Data records:
▼

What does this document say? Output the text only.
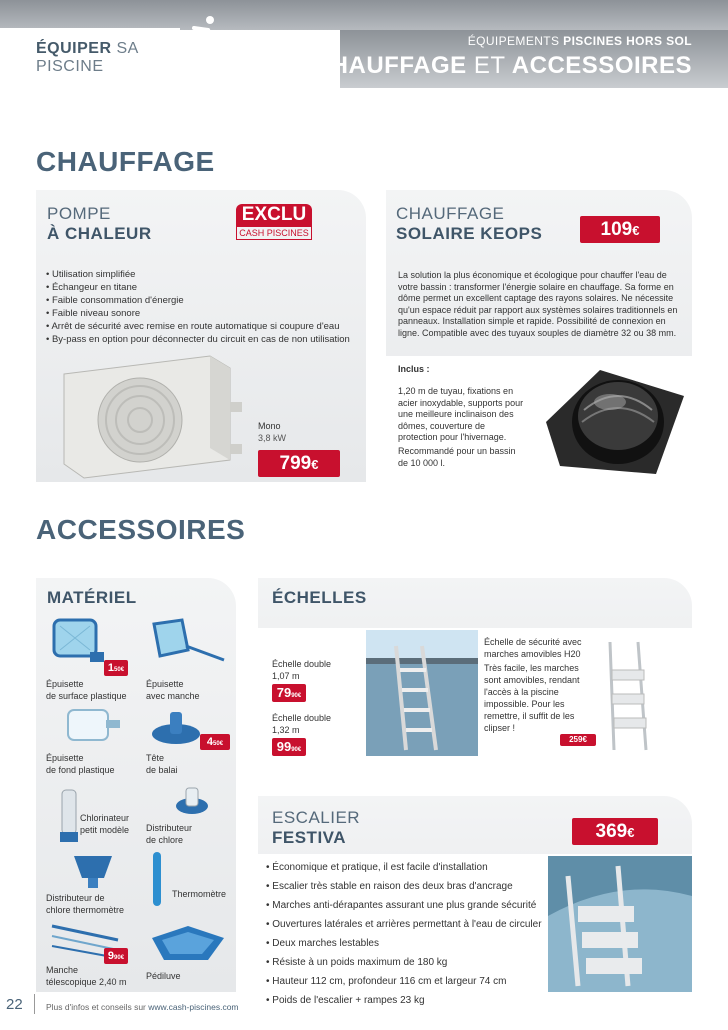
ÉQUIPER SA PISCINE
ÉQUIPEMENTS PISCINES HORS SOL
CHAUFFAGE ET ACCESSOIRES
CHAUFFAGE
POMPE
À CHALEUR
EXCLU
CASH PISCINES
• Utilisation simplifiée
• Échangeur en titane
• Faible consommation d'énergie
• Faible niveau sonore
• Arrêt de sécurité avec remise en route automatique si coupure d'eau
• By-pass en option pour déconnecter du circuit en cas de non utilisation
Mono
3,8 kW
799€
CHAUFFAGE
SOLAIRE KEOPS	109€
La solution la plus économique et écologique pour chauffer l'eau de votre bassin : transformer l'énergie solaire en chauffage. Sa forme en dôme permet un excellent captage des rayons solaires. Ne nécessite qu'un espace réduit par rapport aux systèmes solaires traditionnels en panneaux. Installation simple et rapide. Possibilité de connexion en ligne. Compatible avec des tuyaux souples de diamètre 32 ou 38 mm.
Inclus :
1,20 m de tuyau, fixations en acier inoxydable, supports pour une meilleure inclinaison des dômes, couverture de protection pour l'hivernage.
Recommandé pour un bassin de 10 000 l.
ACCESSOIRES
MATÉRIEL
150€
Épuisette
de surface plastique
Épuisette
avec manche
Épuisette
de fond plastique
450€
Tête
de balai
Chlorinateur
petit modèle Distributeur
de chlore
Distributeur de
chlore thermomètre
Thermomètre
990€
Manche
télescopique 2,40 m
Pédiluve
ÉCHELLES
Échelle double
1,07 m
7990€
Échelle double
1,32 m
9990€
Échelle de sécurité avec marches amovibles H20
Très facile, les marches sont amovibles, rendant l'accès à la piscine impossible. Pour les remettre, il suffit de les clipser !
259€
ESCALIER
FESTIVA	369€
• Économique et pratique, il est facile d'installation
• Escalier très stable en raison des deux bras d'ancrage
• Marches anti-dérapantes assurant une plus grande sécurité
• Ouvertures latérales et arrières permettant à l'eau de circuler
• Deux marches lestables
• Résiste à un poids maximum de 180 kg
• Hauteur 112 cm, profondeur 116 cm et largeur 74 cm
• Poids de l'escalier + rampes 23 kg
22	Plus d'infos et conseils sur www.cash-piscines.com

▲

Set exercise:
An exact transcription of all the entries is required, without the pictures.

Result:
What does this document say? Output the text only.
ÉQUIPER SA PISCINE
ÉQUIPEMENTS PISCINES HORS SOL
CHAUFFAGE ET ACCESSOIRES
CHAUFFAGE
POMPE
À CHALEUR
EXCLU
CASH PISCINES
• Utilisation simplifiée
• Échangeur en titane
• Faible consommation d'énergie
• Faible niveau sonore
• Arrêt de sécurité avec remise en route automatique si coupure d'eau
• By-pass en option pour déconnecter du circuit en cas de non utilisation
Mono
3,8 kW
799€
CHAUFFAGE
SOLAIRE KEOPS	109€
La solution la plus économique et écologique pour chauffer l'eau de votre bassin : transformer l'énergie solaire en chauffage. Sa forme en dôme permet un excellent captage des rayons solaires. Ne nécessite qu'un espace réduit par rapport aux systèmes solaires traditionnels en panneaux. Installation simple et rapide. Possibilité de connexion en ligne. Compatible avec des tuyaux souples de diamètre 32 ou 38 mm.
Inclus :
1,20 m de tuyau, fixations en acier inoxydable, supports pour une meilleure inclinaison des dômes, couverture de protection pour l'hivernage.
Recommandé pour un bassin de 10 000 l.
ACCESSOIRES
MATÉRIEL
150€
Épuisette
de surface plastique
Épuisette
avec manche
Épuisette
de fond plastique
450€
Tête
de balai
Chlorinateur
petit modèle Distributeur
de chlore
Distributeur de
chlore thermomètre
Thermomètre
990€
Manche
télescopique 2,40 m
Pédiluve
ÉCHELLES
Échelle double
1,07 m
7990€
Échelle double
1,32 m
9990€
Échelle de sécurité avec marches amovibles H20
Très facile, les marches sont amovibles, rendant l'accès à la piscine impossible. Pour les remettre, il suffit de les clipser !
259€
ESCALIER
FESTIVA	369€
• Économique et pratique, il est facile d'installation
• Escalier très stable en raison des deux bras d'ancrage
• Marches anti-dérapantes assurant une plus grande sécurité
• Ouvertures latérales et arrières permettant à l'eau de circuler
• Deux marches lestables
• Résiste à un poids maximum de 180 kg
• Hauteur 112 cm, profondeur 116 cm et largeur 74 cm
• Poids de l'escalier + rampes 23 kg
22	Plus d'infos et conseils sur www.cash-piscines.com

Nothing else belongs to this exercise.